▸ **Task statement**: Copy out all the entries exactly.

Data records
----------

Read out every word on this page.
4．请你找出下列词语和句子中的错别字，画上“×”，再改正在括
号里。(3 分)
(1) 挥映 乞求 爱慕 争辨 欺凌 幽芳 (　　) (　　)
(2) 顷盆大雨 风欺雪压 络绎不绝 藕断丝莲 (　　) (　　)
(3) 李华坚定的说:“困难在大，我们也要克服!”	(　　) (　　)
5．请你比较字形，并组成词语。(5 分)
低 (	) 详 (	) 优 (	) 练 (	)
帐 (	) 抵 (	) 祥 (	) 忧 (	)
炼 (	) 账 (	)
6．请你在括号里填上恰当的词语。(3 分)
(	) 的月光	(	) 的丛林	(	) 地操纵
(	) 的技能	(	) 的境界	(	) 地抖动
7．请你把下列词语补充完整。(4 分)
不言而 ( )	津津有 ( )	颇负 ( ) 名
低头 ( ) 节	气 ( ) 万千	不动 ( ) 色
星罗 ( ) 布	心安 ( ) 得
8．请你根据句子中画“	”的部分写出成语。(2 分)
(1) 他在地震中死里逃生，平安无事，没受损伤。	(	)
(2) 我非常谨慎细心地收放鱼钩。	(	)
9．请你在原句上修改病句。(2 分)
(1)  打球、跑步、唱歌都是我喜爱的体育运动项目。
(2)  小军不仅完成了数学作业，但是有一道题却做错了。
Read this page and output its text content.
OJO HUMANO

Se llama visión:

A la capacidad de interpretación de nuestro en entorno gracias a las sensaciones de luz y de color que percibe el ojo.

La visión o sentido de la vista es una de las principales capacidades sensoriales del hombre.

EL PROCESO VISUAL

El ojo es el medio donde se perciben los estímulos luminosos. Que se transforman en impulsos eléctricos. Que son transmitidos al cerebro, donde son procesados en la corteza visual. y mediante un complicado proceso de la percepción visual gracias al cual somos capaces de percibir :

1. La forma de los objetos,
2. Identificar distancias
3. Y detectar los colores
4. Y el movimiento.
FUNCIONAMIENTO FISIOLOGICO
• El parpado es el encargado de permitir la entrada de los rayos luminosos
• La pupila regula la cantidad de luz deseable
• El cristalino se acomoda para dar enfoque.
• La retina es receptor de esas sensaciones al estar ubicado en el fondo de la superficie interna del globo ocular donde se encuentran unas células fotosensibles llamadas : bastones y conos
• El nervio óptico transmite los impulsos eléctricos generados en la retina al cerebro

----------

▸ **Written reply**:
Read out every word on this page.
4．请你找出下列词语和句子中的错别字，画上“×”，再改正在括
号里。(3 分)
(1) 挥映 乞求 爱慕 争辨 欺凌 幽芳 (　　) (　　)
(2) 顷盆大雨 风欺雪压 络绎不绝 藕断丝莲 (　　) (　　)
(3) 李华坚定的说:“困难在大，我们也要克服!”	(　　) (　　)
5．请你比较字形，并组成词语。(5 分)
低 (	) 详 (	) 优 (	) 练 (	)
帐 (	) 抵 (	) 祥 (	) 忧 (	)
炼 (	) 账 (	)
6．请你在括号里填上恰当的词语。(3 分)
(	) 的月光	(	) 的丛林	(	) 地操纵
(	) 的技能	(	) 的境界	(	) 地抖动
7．请你把下列词语补充完整。(4 分)
不言而 ( )	津津有 ( )	颇负 ( ) 名
低头 ( ) 节	气 ( ) 万千	不动 ( ) 色
星罗 ( ) 布	心安 ( ) 得
8．请你根据句子中画“	”的部分写出成语。(2 分)
(1) 他在地震中死里逃生，平安无事，没受损伤。	(	)
(2) 我非常谨慎细心地收放鱼钩。	(	)
9．请你在原句上修改病句。(2 分)
(1)  打球、跑步、唱歌都是我喜爱的体育运动项目。
(2)  小军不仅完成了数学作业，但是有一道题却做错了。
Read this page and output its text content.
OJO HUMANO

Se llama visión:

A la capacidad de interpretación de nuestro en entorno gracias a las sensaciones de luz y de color que percibe el ojo.

La visión o sentido de la vista es una de las principales capacidades sensoriales del hombre.

EL PROCESO VISUAL

El ojo es el medio donde se perciben los estímulos luminosos. Que se transforman en impulsos eléctricos. Que son transmitidos al cerebro, donde son procesados en la corteza visual. y mediante un complicado proceso de la percepción visual gracias al cual somos capaces de percibir :

1. La forma de los objetos,
2. Identificar distancias
3. Y detectar los colores
4. Y el movimiento.
FUNCIONAMIENTO FISIOLOGICO
• El parpado es el encargado de permitir la entrada de los rayos luminosos
• La pupila regula la cantidad de luz deseable
• El cristalino se acomoda para dar enfoque.
• La retina es receptor de esas sensaciones al estar ubicado en el fondo de la superficie interna del globo ocular donde se encuentran unas células fotosensibles llamadas : bastones y conos
• El nervio óptico transmite los impulsos eléctricos generados en la retina al cerebro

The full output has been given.